- [Task goal]:
Write out the listing beneath this instruction in its entirety, exactly as it reads.

- [Supplied records]:
_ _ _ _ _ _ _

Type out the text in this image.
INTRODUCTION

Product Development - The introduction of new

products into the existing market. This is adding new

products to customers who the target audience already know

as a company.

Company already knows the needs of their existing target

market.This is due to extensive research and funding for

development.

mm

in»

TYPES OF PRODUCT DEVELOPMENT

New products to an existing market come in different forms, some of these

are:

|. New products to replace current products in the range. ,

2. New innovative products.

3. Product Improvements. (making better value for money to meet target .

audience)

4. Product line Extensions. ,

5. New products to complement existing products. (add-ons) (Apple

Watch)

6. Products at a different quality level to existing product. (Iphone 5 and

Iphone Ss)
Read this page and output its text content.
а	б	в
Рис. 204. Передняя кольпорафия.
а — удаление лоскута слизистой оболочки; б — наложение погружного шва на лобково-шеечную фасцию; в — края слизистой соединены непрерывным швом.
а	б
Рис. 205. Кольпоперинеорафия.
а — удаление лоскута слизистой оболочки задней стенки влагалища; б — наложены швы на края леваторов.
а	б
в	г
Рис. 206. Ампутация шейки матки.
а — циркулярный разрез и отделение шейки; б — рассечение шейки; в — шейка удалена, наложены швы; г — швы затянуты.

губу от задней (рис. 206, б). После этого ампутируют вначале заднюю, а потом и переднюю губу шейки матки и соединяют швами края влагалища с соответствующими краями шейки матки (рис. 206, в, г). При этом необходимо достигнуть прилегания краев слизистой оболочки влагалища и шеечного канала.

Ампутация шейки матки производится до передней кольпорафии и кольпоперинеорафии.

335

_ _ _ _ _ _ _

- [Result of this exercise]:
Type out the text in this image.
INTRODUCTION

Product Development - The introduction of new

products into the existing market. This is adding new

products to customers who the target audience already know

as a company.

Company already knows the needs of their existing target

market.This is due to extensive research and funding for

development.

mm

in»

TYPES OF PRODUCT DEVELOPMENT

New products to an existing market come in different forms, some of these

are:

|. New products to replace current products in the range. ,

2. New innovative products.

3. Product Improvements. (making better value for money to meet target .

audience)

4. Product line Extensions. ,

5. New products to complement existing products. (add-ons) (Apple

Watch)

6. Products at a different quality level to existing product. (Iphone 5 and

Iphone Ss)
Read this page and output its text content.
а	б	в
Рис. 204. Передняя кольпорафия.
а — удаление лоскута слизистой оболочки; б — наложение погружного шва на лобково-шеечную фасцию; в — края слизистой соединены непрерывным швом.
а	б
Рис. 205. Кольпоперинеорафия.
а — удаление лоскута слизистой оболочки задней стенки влагалища; б — наложены швы на края леваторов.
а	б
в	г
Рис. 206. Ампутация шейки матки.
а — циркулярный разрез и отделение шейки; б — рассечение шейки; в — шейка удалена, наложены швы; г — швы затянуты.

губу от задней (рис. 206, б). После этого ампутируют вначале заднюю, а потом и переднюю губу шейки матки и соединяют швами края влагалища с соответствующими краями шейки матки (рис. 206, в, г). При этом необходимо достигнуть прилегания краев слизистой оболочки влагалища и шеечного канала.

Ампутация шейки матки производится до передней кольпорафии и кольпоперинеорафии.

335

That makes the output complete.